*Exercise brief*
Below are the records; collect from them each line containing the string "icon".

Records from a data collection
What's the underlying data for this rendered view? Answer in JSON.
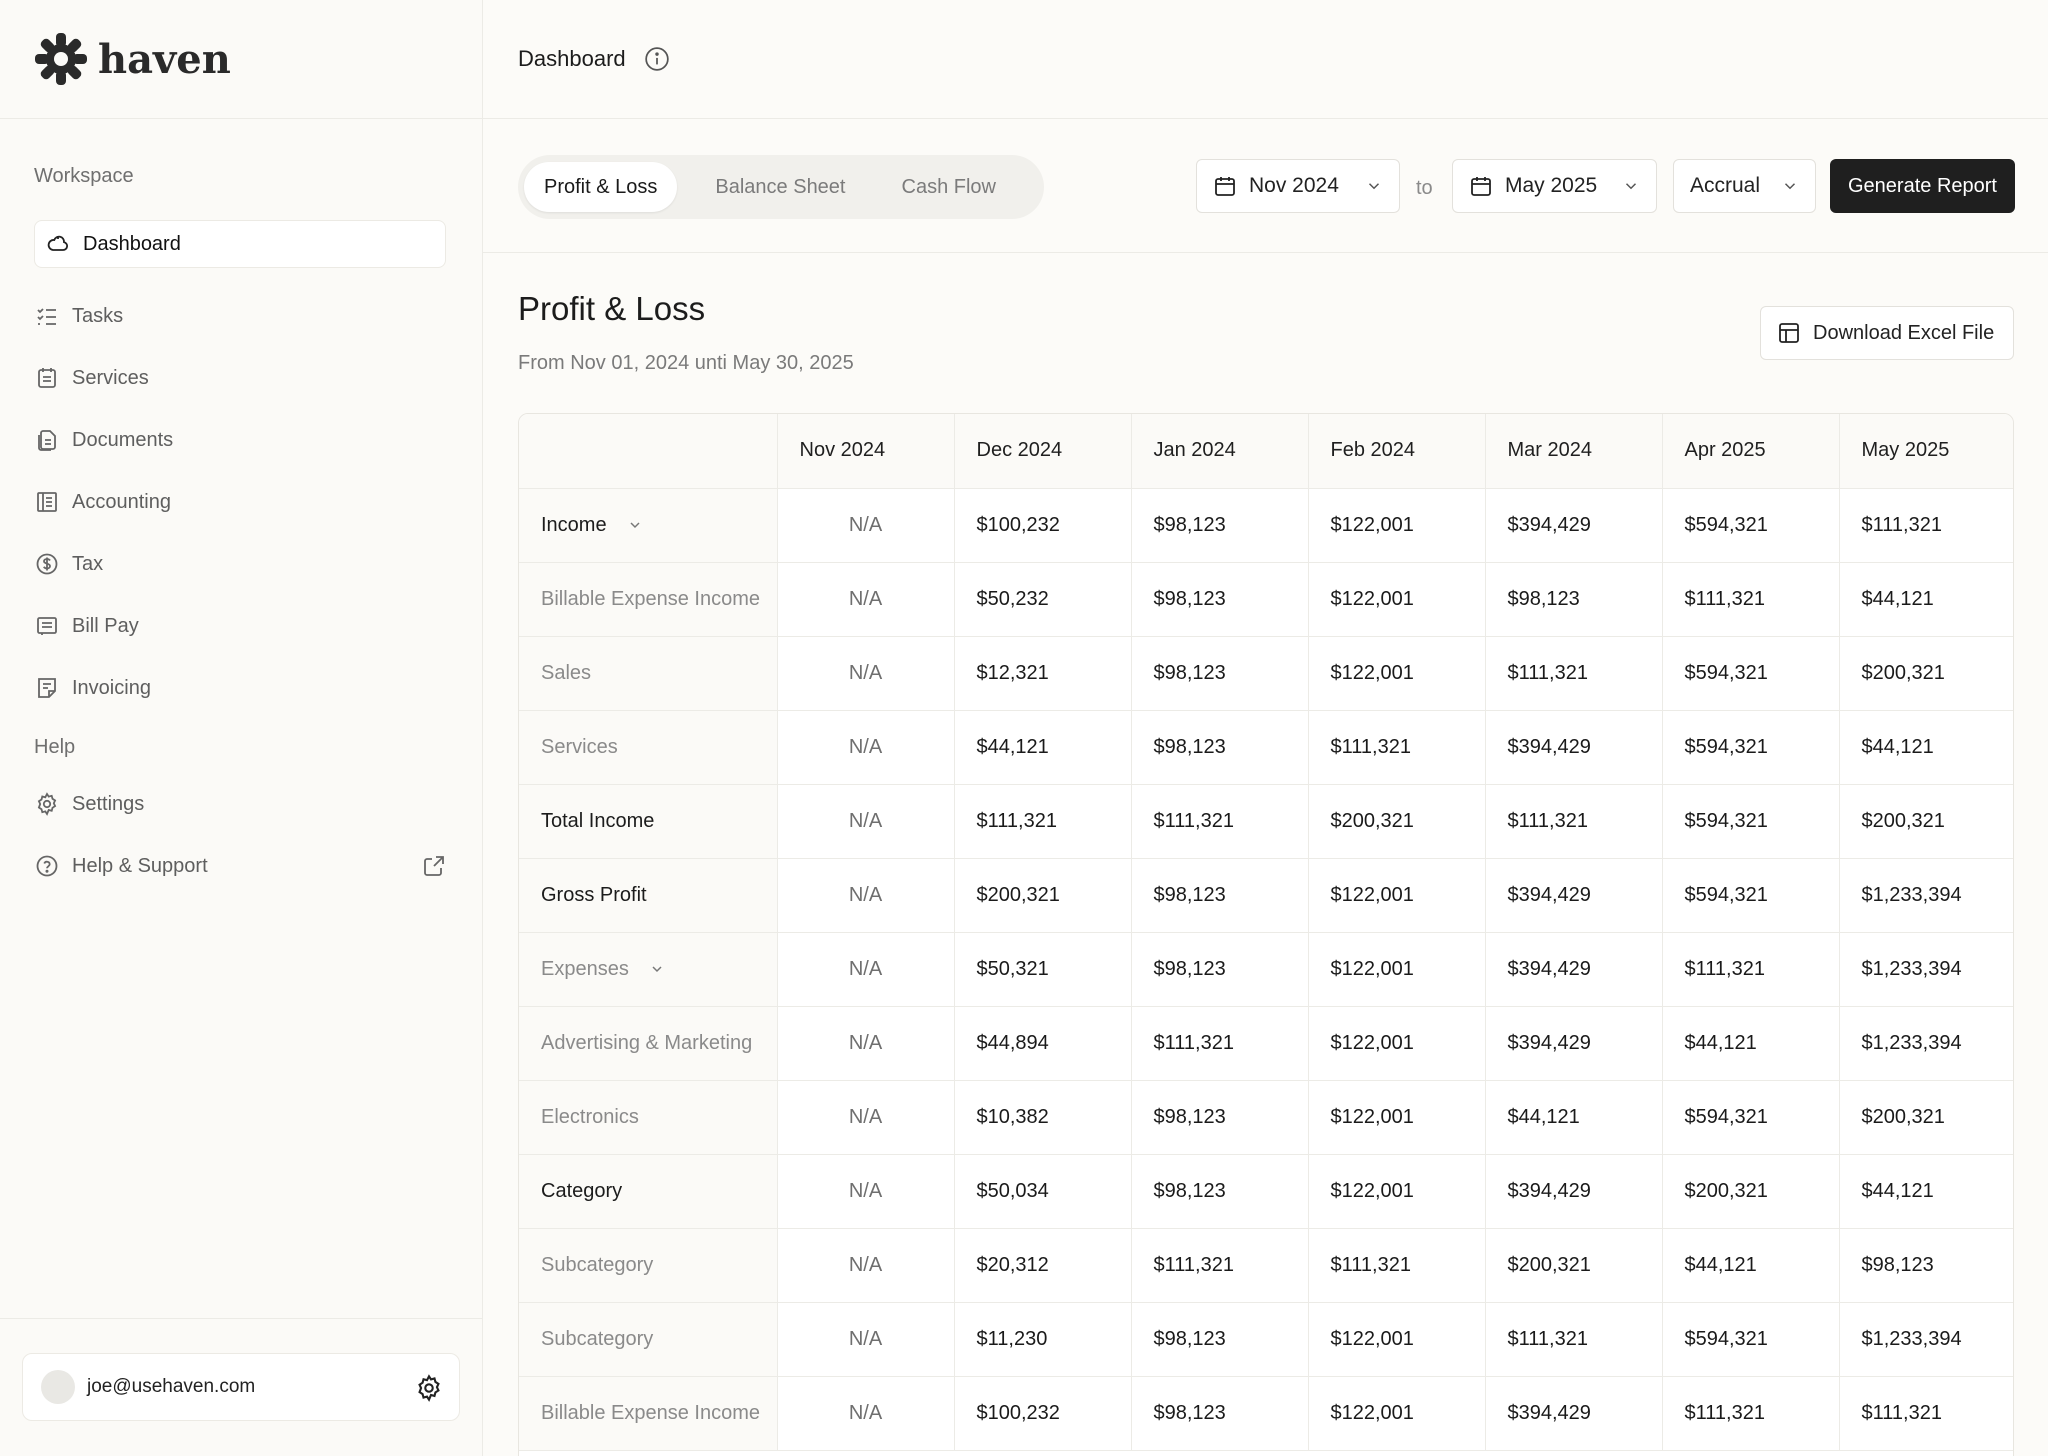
{
  "app": {
    "name": "haven"
  },
  "sidebar": {
    "workspace_label": "Workspace",
    "help_label": "Help",
    "items": [
      {
        "label": "Dashboard",
        "icon": "dashboard-icon",
        "active": true
      },
      {
        "label": "Tasks",
        "icon": "tasks-icon"
      },
      {
        "label": "Services",
        "icon": "services-icon"
      },
      {
        "label": "Documents",
        "icon": "documents-icon"
      },
      {
        "label": "Accounting",
        "icon": "accounting-icon"
      },
      {
        "label": "Tax",
        "icon": "dollar-icon"
      },
      {
        "label": "Bill Pay",
        "icon": "bill-pay-icon"
      },
      {
        "label": "Invoicing",
        "icon": "invoicing-icon"
      }
    ],
    "help_items": [
      {
        "label": "Settings",
        "icon": "gear-icon"
      },
      {
        "label": "Help & Support",
        "icon": "question-icon"
      }
    ],
    "user_email": "joe@usehaven.com"
  },
  "header": {
    "title": "Dashboard"
  },
  "tabs": [
    "Profit & Loss",
    "Balance Sheet",
    "Cash Flow"
  ],
  "filters": {
    "from": "Nov 2024",
    "to_label": "to",
    "to": "May 2025",
    "basis": "Accrual",
    "generate_label": "Generate Report"
  },
  "report": {
    "title": "Profit & Loss",
    "subtitle": "From Nov 01, 2024 unti May 30, 2025",
    "download_label": "Download Excel File",
    "columns": [
      "Nov 2024",
      "Dec 2024",
      "Jan 2024",
      "Feb 2024",
      "Mar 2024",
      "Apr 2025",
      "May 2025"
    ],
    "rows": [
      {
        "label": "Income",
        "bold": true,
        "expand": true,
        "values": [
          "N/A",
          "$100,232",
          "$98,123",
          "$122,001",
          "$394,429",
          "$594,321",
          "$111,321"
        ]
      },
      {
        "label": "Billable Expense Income",
        "bold": false,
        "values": [
          "N/A",
          "$50,232",
          "$98,123",
          "$122,001",
          "$98,123",
          "$111,321",
          "$44,121"
        ]
      },
      {
        "label": "Sales",
        "bold": false,
        "values": [
          "N/A",
          "$12,321",
          "$98,123",
          "$122,001",
          "$111,321",
          "$594,321",
          "$200,321"
        ]
      },
      {
        "label": "Services",
        "bold": false,
        "values": [
          "N/A",
          "$44,121",
          "$98,123",
          "$111,321",
          "$394,429",
          "$594,321",
          "$44,121"
        ]
      },
      {
        "label": "Total Income",
        "bold": true,
        "values": [
          "N/A",
          "$111,321",
          "$111,321",
          "$200,321",
          "$111,321",
          "$594,321",
          "$200,321"
        ]
      },
      {
        "label": "Gross Profit",
        "bold": true,
        "values": [
          "N/A",
          "$200,321",
          "$98,123",
          "$122,001",
          "$394,429",
          "$594,321",
          "$1,233,394"
        ]
      },
      {
        "label": "Expenses",
        "bold": false,
        "expand": true,
        "values": [
          "N/A",
          "$50,321",
          "$98,123",
          "$122,001",
          "$394,429",
          "$111,321",
          "$1,233,394"
        ]
      },
      {
        "label": "Advertising & Marketing",
        "bold": false,
        "values": [
          "N/A",
          "$44,894",
          "$111,321",
          "$122,001",
          "$394,429",
          "$44,121",
          "$1,233,394"
        ]
      },
      {
        "label": "Electronics",
        "bold": false,
        "values": [
          "N/A",
          "$10,382",
          "$98,123",
          "$122,001",
          "$44,121",
          "$594,321",
          "$200,321"
        ]
      },
      {
        "label": "Category",
        "bold": true,
        "values": [
          "N/A",
          "$50,034",
          "$98,123",
          "$122,001",
          "$394,429",
          "$200,321",
          "$44,121"
        ]
      },
      {
        "label": "Subcategory",
        "bold": false,
        "values": [
          "N/A",
          "$20,312",
          "$111,321",
          "$111,321",
          "$200,321",
          "$44,121",
          "$98,123"
        ]
      },
      {
        "label": "Subcategory",
        "bold": false,
        "values": [
          "N/A",
          "$11,230",
          "$98,123",
          "$122,001",
          "$111,321",
          "$594,321",
          "$1,233,394"
        ]
      },
      {
        "label": "Billable Expense Income",
        "bold": false,
        "values": [
          "N/A",
          "$100,232",
          "$98,123",
          "$122,001",
          "$394,429",
          "$111,321",
          "$111,321"
        ]
      }
    ]
  }
}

*Result below*
        "icon": "dashboard-icon",
        "icon": "tasks-icon"
        "icon": "services-icon"
        "icon": "documents-icon"
        "icon": "accounting-icon"
        "icon": "dollar-icon"
        "icon": "bill-pay-icon"
        "icon": "invoicing-icon"
        "icon": "gear-icon"
        "icon": "question-icon"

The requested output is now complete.